§ **SET PROBLEM**: Repeat what the lines below say, word for word, and skip every image.

§ **RECORDS SUPPLIED**:
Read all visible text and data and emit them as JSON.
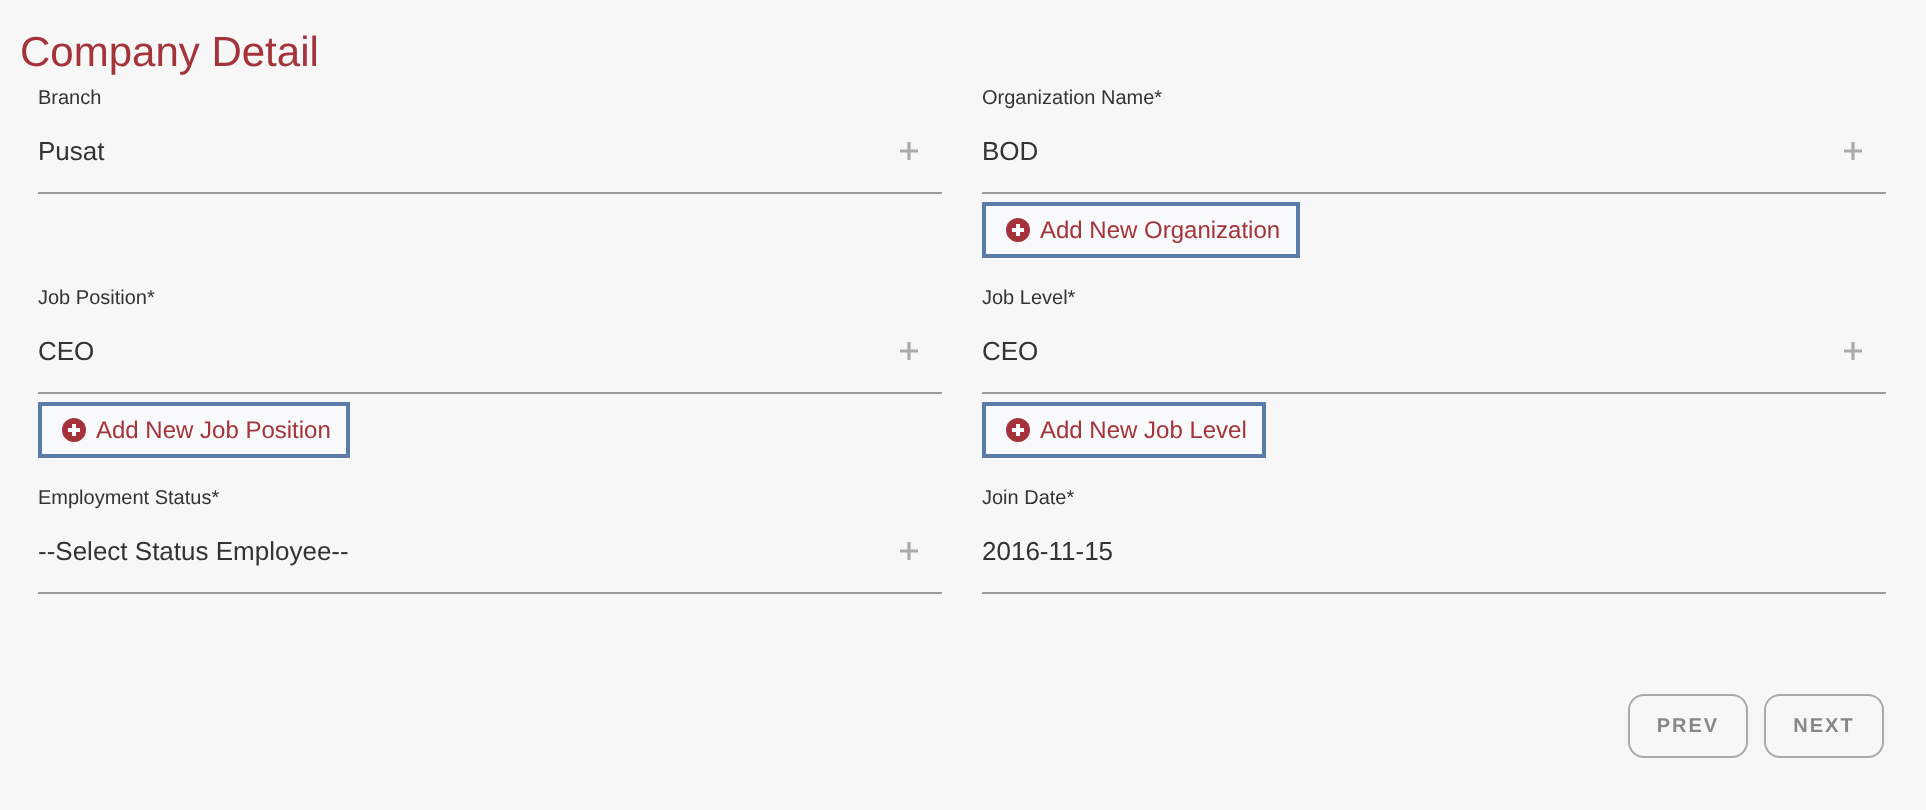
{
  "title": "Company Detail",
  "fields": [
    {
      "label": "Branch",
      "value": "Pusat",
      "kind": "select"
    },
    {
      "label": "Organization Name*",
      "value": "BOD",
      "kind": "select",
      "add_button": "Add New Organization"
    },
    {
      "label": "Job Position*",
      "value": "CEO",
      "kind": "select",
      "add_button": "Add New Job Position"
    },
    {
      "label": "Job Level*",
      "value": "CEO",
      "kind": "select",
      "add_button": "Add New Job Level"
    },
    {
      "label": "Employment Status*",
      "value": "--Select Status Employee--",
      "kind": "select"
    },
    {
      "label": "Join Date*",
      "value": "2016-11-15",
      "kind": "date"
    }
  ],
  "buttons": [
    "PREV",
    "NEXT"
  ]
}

§ **OUTPUT FOR THIS TASK**:
Read all visible text and data and emit them as JSON.
{
  "title": "Company Detail",
  "fields": [
    {
      "label": "Branch",
      "value": "Pusat",
      "kind": "select"
    },
    {
      "label": "Organization Name*",
      "value": "BOD",
      "kind": "select",
      "add_button": "Add New Organization"
    },
    {
      "label": "Job Position*",
      "value": "CEO",
      "kind": "select",
      "add_button": "Add New Job Position"
    },
    {
      "label": "Job Level*",
      "value": "CEO",
      "kind": "select",
      "add_button": "Add New Job Level"
    },
    {
      "label": "Employment Status*",
      "value": "--Select Status Employee--",
      "kind": "select"
    },
    {
      "label": "Join Date*",
      "value": "2016-11-15",
      "kind": "date"
    }
  ],
  "buttons": [
    "PREV",
    "NEXT"
  ]
}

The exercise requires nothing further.